Extracted records
* START *

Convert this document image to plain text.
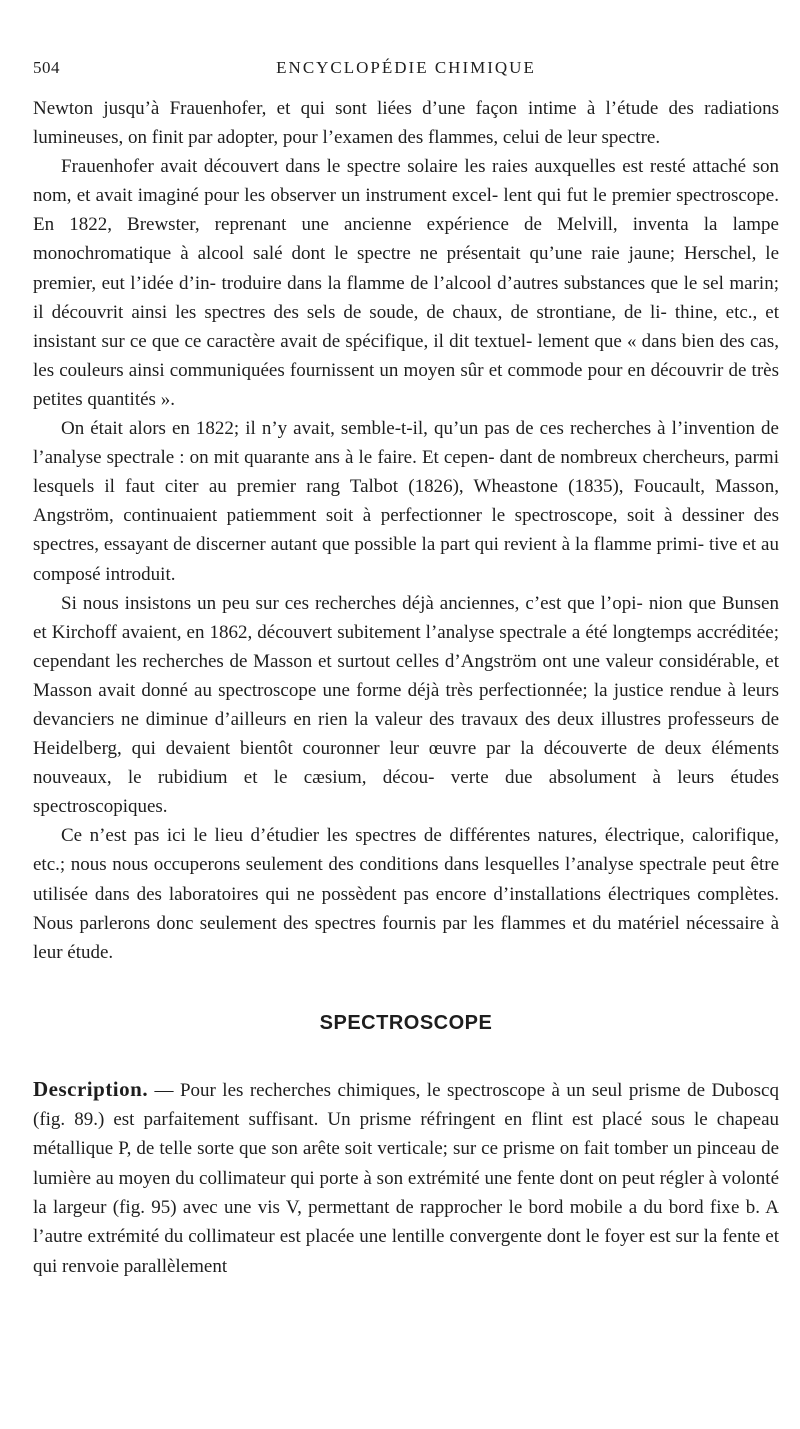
504	ENCYCLOPÉDIE CHIMIQUE

Newton jusqu’à Frauenhofer, et qui sont liées d’une façon intime à l’étude des radiations lumineuses, on finit par adopter, pour l’examen des flammes, celui de leur spectre.

Frauenhofer avait découvert dans le spectre solaire les raies auxquelles est resté attaché son nom, et avait imaginé pour les observer un instrument excel- lent qui fut le premier spectroscope. En 1822, Brewster, reprenant une ancienne expérience de Melvill, inventa la lampe monochromatique à alcool salé dont le spectre ne présentait qu’une raie jaune; Herschel, le premier, eut l’idée d’in- troduire dans la flamme de l’alcool d’autres substances que le sel marin; il découvrit ainsi les spectres des sels de soude, de chaux, de strontiane, de li- thine, etc., et insistant sur ce que ce caractère avait de spécifique, il dit textuel- lement que « dans bien des cas, les couleurs ainsi communiquées fournissent un moyen sûr et commode pour en découvrir de très petites quantités ».

On était alors en 1822; il n’y avait, semble-t-il, qu’un pas de ces recherches à l’invention de l’analyse spectrale : on mit quarante ans à le faire. Et cepen- dant de nombreux chercheurs, parmi lesquels il faut citer au premier rang Talbot (1826), Wheastone (1835), Foucault, Masson, Angström, continuaient patiemment soit à perfectionner le spectroscope, soit à dessiner des spectres, essayant de discerner autant que possible la part qui revient à la flamme primi- tive et au composé introduit.

Si nous insistons un peu sur ces recherches déjà anciennes, c’est que l’opi- nion que Bunsen et Kirchoff avaient, en 1862, découvert subitement l’analyse spectrale a été longtemps accréditée; cependant les recherches de Masson et surtout celles d’Angström ont une valeur considérable, et Masson avait donné au spectroscope une forme déjà très perfectionnée; la justice rendue à leurs devanciers ne diminue d’ailleurs en rien la valeur des travaux des deux illustres professeurs de Heidelberg, qui devaient bientôt couronner leur œuvre par la découverte de deux éléments nouveaux, le rubidium et le cæsium, décou- verte due absolument à leurs études spectroscopiques.

Ce n’est pas ici le lieu d’étudier les spectres de différentes natures, électrique, calorifique, etc.; nous nous occuperons seulement des conditions dans lesquelles l’analyse spectrale peut être utilisée dans des laboratoires qui ne possèdent pas encore d’installations électriques complètes. Nous parlerons donc seulement des spectres fournis par les flammes et du matériel nécessaire à leur étude.

SPECTROSCOPE

Description. — Pour les recherches chimiques, le spectroscope à un seul prisme de Duboscq (fig. 89.) est parfaitement suffisant. Un prisme réfringent en flint est placé sous le chapeau métallique P, de telle sorte que son arête soit verticale; sur ce prisme on fait tomber un pinceau de lumière au moyen du collimateur qui porte à son extrémité une fente dont on peut régler à volonté la largeur (fig. 95) avec une vis V, permettant de rapprocher le bord mobile a du bord fixe b. A l’autre extrémité du collimateur est placée une lentille convergente dont le foyer est sur la fente et qui renvoie parallèlement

* END *

### WHAT IS NEEDED
Leave out the pictures and give the rest of the records again exactly.

### COMPLETED EXERCISE
Convert this document image to plain text.
504	ENCYCLOPÉDIE CHIMIQUE

Newton jusqu’à Frauenhofer, et qui sont liées d’une façon intime à l’étude des radiations lumineuses, on finit par adopter, pour l’examen des flammes, celui de leur spectre.

Frauenhofer avait découvert dans le spectre solaire les raies auxquelles est resté attaché son nom, et avait imaginé pour les observer un instrument excel- lent qui fut le premier spectroscope. En 1822, Brewster, reprenant une ancienne expérience de Melvill, inventa la lampe monochromatique à alcool salé dont le spectre ne présentait qu’une raie jaune; Herschel, le premier, eut l’idée d’in- troduire dans la flamme de l’alcool d’autres substances que le sel marin; il découvrit ainsi les spectres des sels de soude, de chaux, de strontiane, de li- thine, etc., et insistant sur ce que ce caractère avait de spécifique, il dit textuel- lement que « dans bien des cas, les couleurs ainsi communiquées fournissent un moyen sûr et commode pour en découvrir de très petites quantités ».

On était alors en 1822; il n’y avait, semble-t-il, qu’un pas de ces recherches à l’invention de l’analyse spectrale : on mit quarante ans à le faire. Et cepen- dant de nombreux chercheurs, parmi lesquels il faut citer au premier rang Talbot (1826), Wheastone (1835), Foucault, Masson, Angström, continuaient patiemment soit à perfectionner le spectroscope, soit à dessiner des spectres, essayant de discerner autant que possible la part qui revient à la flamme primi- tive et au composé introduit.

Si nous insistons un peu sur ces recherches déjà anciennes, c’est que l’opi- nion que Bunsen et Kirchoff avaient, en 1862, découvert subitement l’analyse spectrale a été longtemps accréditée; cependant les recherches de Masson et surtout celles d’Angström ont une valeur considérable, et Masson avait donné au spectroscope une forme déjà très perfectionnée; la justice rendue à leurs devanciers ne diminue d’ailleurs en rien la valeur des travaux des deux illustres professeurs de Heidelberg, qui devaient bientôt couronner leur œuvre par la découverte de deux éléments nouveaux, le rubidium et le cæsium, décou- verte due absolument à leurs études spectroscopiques.

Ce n’est pas ici le lieu d’étudier les spectres de différentes natures, électrique, calorifique, etc.; nous nous occuperons seulement des conditions dans lesquelles l’analyse spectrale peut être utilisée dans des laboratoires qui ne possèdent pas encore d’installations électriques complètes. Nous parlerons donc seulement des spectres fournis par les flammes et du matériel nécessaire à leur étude.

SPECTROSCOPE

Description. — Pour les recherches chimiques, le spectroscope à un seul prisme de Duboscq (fig. 89.) est parfaitement suffisant. Un prisme réfringent en flint est placé sous le chapeau métallique P, de telle sorte que son arête soit verticale; sur ce prisme on fait tomber un pinceau de lumière au moyen du collimateur qui porte à son extrémité une fente dont on peut régler à volonté la largeur (fig. 95) avec une vis V, permettant de rapprocher le bord mobile a du bord fixe b. A l’autre extrémité du collimateur est placée une lentille convergente dont le foyer est sur la fente et qui renvoie parallèlement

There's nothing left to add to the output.